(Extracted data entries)
* * *

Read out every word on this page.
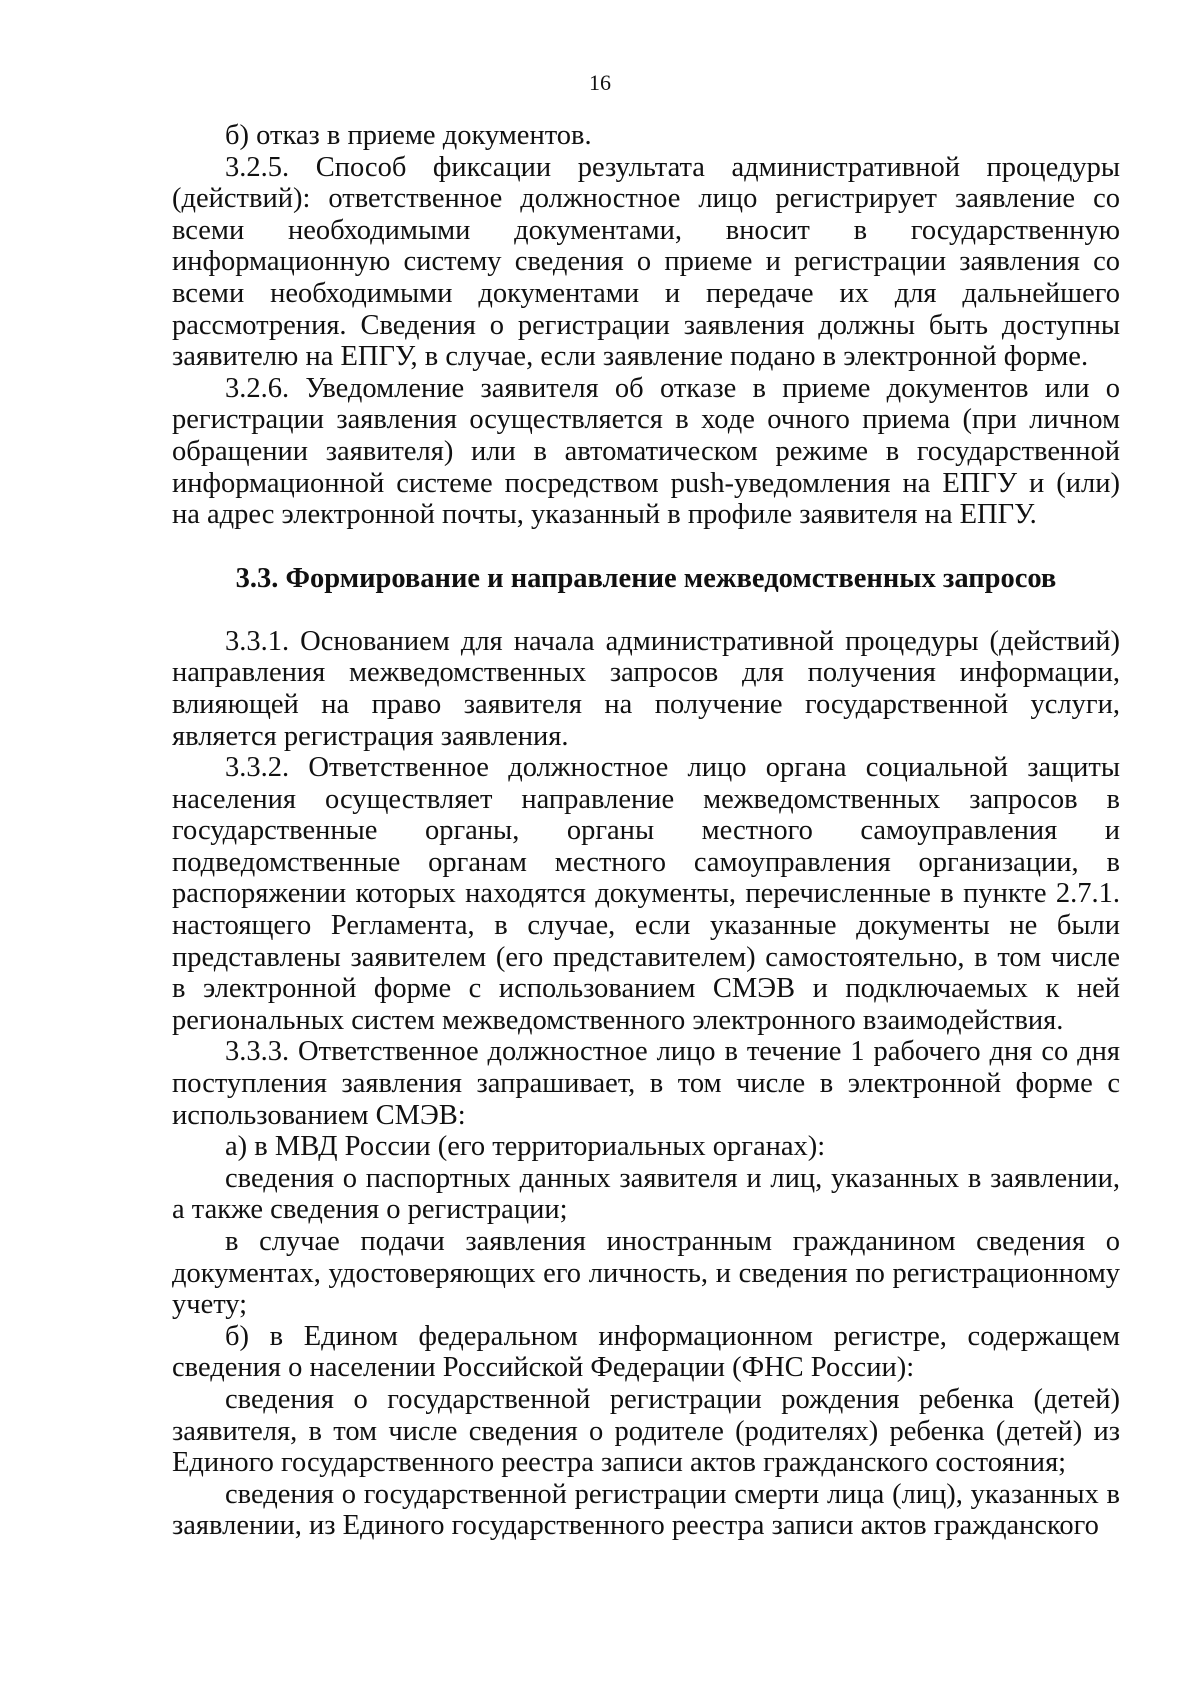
16

б) отказ в приеме документов.

3.2.5. Способ фиксации результата административной процедуры (действий): ответственное должностное лицо регистрирует заявление со всеми необходимыми документами, вносит в государственную информационную систему сведения о приеме и регистрации заявления со всеми необходимыми документами и передаче их для дальнейшего рассмотрения. Сведения о регистрации заявления должны быть доступны заявителю на ЕПГУ, в случае, если заявление подано в электронной форме.

3.2.6. Уведомление заявителя об отказе в приеме документов или о регистрации заявления осуществляется в ходе очного приема (при личном обращении заявителя) или в автоматическом режиме в государственной информационной системе посредством push-уведомления на ЕПГУ и (или) на адрес электронной почты, указанный в профиле заявителя на ЕПГУ.

3.3. Формирование и направление межведомственных запросов

3.3.1. Основанием для начала административной процедуры (действий) направления межведомственных запросов для получения информации, влияющей на право заявителя на получение государственной услуги, является регистрация заявления.

3.3.2. Ответственное должностное лицо органа социальной защиты населения осуществляет направление межведомственных запросов в государственные органы, органы местного самоуправления и подведомственные органам местного самоуправления организации, в распоряжении которых находятся документы, перечисленные в пункте 2.7.1. настоящего Регламента, в случае, если указанные документы не были представлены заявителем (его представителем) самостоятельно, в том числе в электронной форме с использованием СМЭВ и подключаемых к ней региональных систем межведомственного электронного взаимодействия.

3.3.3. Ответственное должностное лицо в течение 1 рабочего дня со дня поступления заявления запрашивает, в том числе в электронной форме с использованием СМЭВ:

а) в МВД России (его территориальных органах):

сведения о паспортных данных заявителя и лиц, указанных в заявлении, а также сведения о регистрации;

в случае подачи заявления иностранным гражданином сведения о документах, удостоверяющих его личность, и сведения по регистрационному учету;

б) в Едином федеральном информационном регистре, содержащем сведения о населении Российской Федерации (ФНС России):

сведения о государственной регистрации рождения ребенка (детей) заявителя, в том числе сведения о родителе (родителях) ребенка (детей) из Единого государственного реестра записи актов гражданского состояния;

сведения о государственной регистрации смерти лица (лиц), указанных в заявлении, из Единого государственного реестра записи актов гражданского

* * *

Copy the listing in full and without alteration, omitting every picture.

Read out every word on this page.
16

б) отказ в приеме документов.

3.2.5. Способ фиксации результата административной процедуры (действий): ответственное должностное лицо регистрирует заявление со всеми необходимыми документами, вносит в государственную информационную систему сведения о приеме и регистрации заявления со всеми необходимыми документами и передаче их для дальнейшего рассмотрения. Сведения о регистрации заявления должны быть доступны заявителю на ЕПГУ, в случае, если заявление подано в электронной форме.

3.2.6. Уведомление заявителя об отказе в приеме документов или о регистрации заявления осуществляется в ходе очного приема (при личном обращении заявителя) или в автоматическом режиме в государственной информационной системе посредством push-уведомления на ЕПГУ и (или) на адрес электронной почты, указанный в профиле заявителя на ЕПГУ.

3.3. Формирование и направление межведомственных запросов

3.3.1. Основанием для начала административной процедуры (действий) направления межведомственных запросов для получения информации, влияющей на право заявителя на получение государственной услуги, является регистрация заявления.

3.3.2. Ответственное должностное лицо органа социальной защиты населения осуществляет направление межведомственных запросов в государственные органы, органы местного самоуправления и подведомственные органам местного самоуправления организации, в распоряжении которых находятся документы, перечисленные в пункте 2.7.1. настоящего Регламента, в случае, если указанные документы не были представлены заявителем (его представителем) самостоятельно, в том числе в электронной форме с использованием СМЭВ и подключаемых к ней региональных систем межведомственного электронного взаимодействия.

3.3.3. Ответственное должностное лицо в течение 1 рабочего дня со дня поступления заявления запрашивает, в том числе в электронной форме с использованием СМЭВ:

а) в МВД России (его территориальных органах):

сведения о паспортных данных заявителя и лиц, указанных в заявлении, а также сведения о регистрации;

в случае подачи заявления иностранным гражданином сведения о документах, удостоверяющих его личность, и сведения по регистрационному учету;

б) в Едином федеральном информационном регистре, содержащем сведения о населении Российской Федерации (ФНС России):

сведения о государственной регистрации рождения ребенка (детей) заявителя, в том числе сведения о родителе (родителях) ребенка (детей) из Единого государственного реестра записи актов гражданского состояния;

сведения о государственной регистрации смерти лица (лиц), указанных в заявлении, из Единого государственного реестра записи актов гражданского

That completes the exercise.